[Short problem] In the listing below, find every line containing "more" and copy it out.

[Dataset records]

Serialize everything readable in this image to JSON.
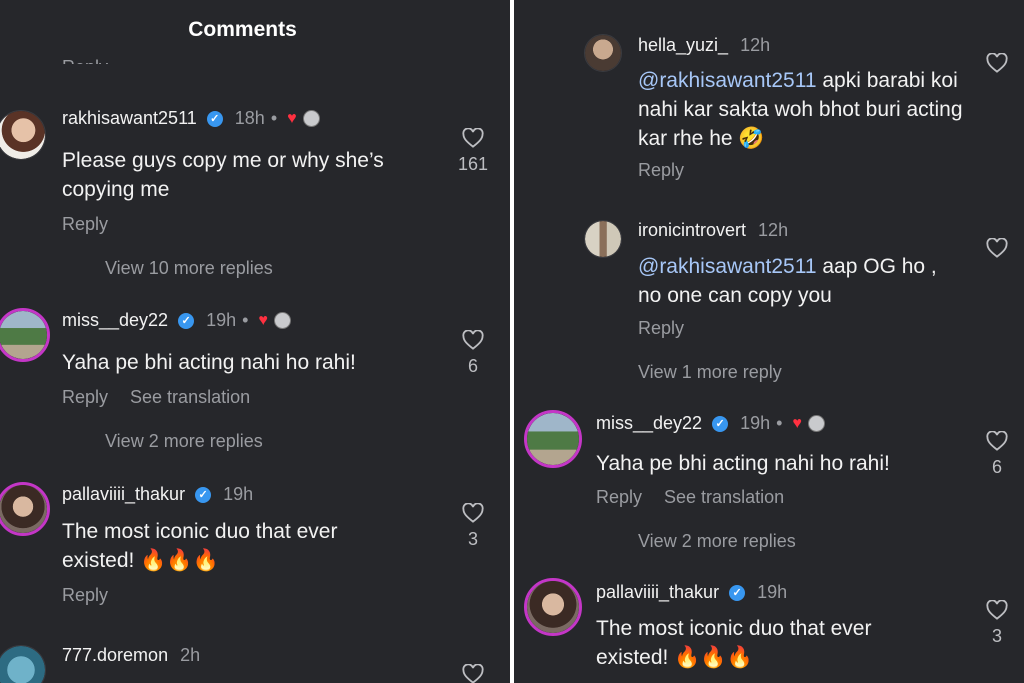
{
  "left": {
    "title": "Comments",
    "cut_reply": "Reply",
    "c1": {
      "user": "rakhisawant2511",
      "time": "18h",
      "dot": "•",
      "text": "Please guys copy me or why she’s copying me",
      "reply": "Reply",
      "more": "View 10 more replies",
      "likes": "161"
    },
    "c2": {
      "user": "miss__dey22",
      "time": "19h",
      "dot": "•",
      "text": "Yaha pe bhi acting nahi ho rahi!",
      "reply": "Reply",
      "translate": "See translation",
      "more": "View 2 more replies",
      "likes": "6"
    },
    "c3": {
      "user": "pallaviiii_thakur",
      "time": "19h",
      "text": "The most iconic duo that ever existed! 🔥🔥🔥",
      "reply": "Reply",
      "likes": "3"
    },
    "c4": {
      "user": "777.doremon",
      "time": "2h"
    }
  },
  "right": {
    "r1": {
      "user": "hella_yuzi_",
      "time": "12h",
      "mention": "@rakhisawant2511",
      "text": " apki barabi koi nahi kar sakta woh bhot buri acting kar rhe he 🤣",
      "reply": "Reply"
    },
    "r2": {
      "user": "ironicintrovert",
      "time": "12h",
      "mention": "@rakhisawant2511",
      "text": "  aap OG ho , no one can copy you",
      "reply": "Reply",
      "more": "View 1 more reply"
    },
    "c2": {
      "user": "miss__dey22",
      "time": "19h",
      "dot": "•",
      "text": "Yaha pe bhi acting nahi ho rahi!",
      "reply": "Reply",
      "translate": "See translation",
      "more": "View 2 more replies",
      "likes": "6"
    },
    "c3": {
      "user": "pallaviiii_thakur",
      "time": "19h",
      "text": "The most iconic duo that ever existed! 🔥🔥🔥",
      "likes": "3"
    }
  },
  "icons": {
    "like": "heart-outline-icon",
    "verified": "verified-check-icon",
    "liked_by_author": "heart-filled-icon"
  },
  "colors": {
    "background": "#26272b",
    "text": "#f2f2f2",
    "muted": "#9a9ca1",
    "mention": "#a7c7f7",
    "verified": "#3897f0",
    "heart": "#ff3040",
    "story_ring": "#c436c7"
  }
}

[Correct response]
      "more": "View 10 more replies",
      "more": "View 2 more replies",
      "more": "View 1 more reply"
      "more": "View 2 more replies",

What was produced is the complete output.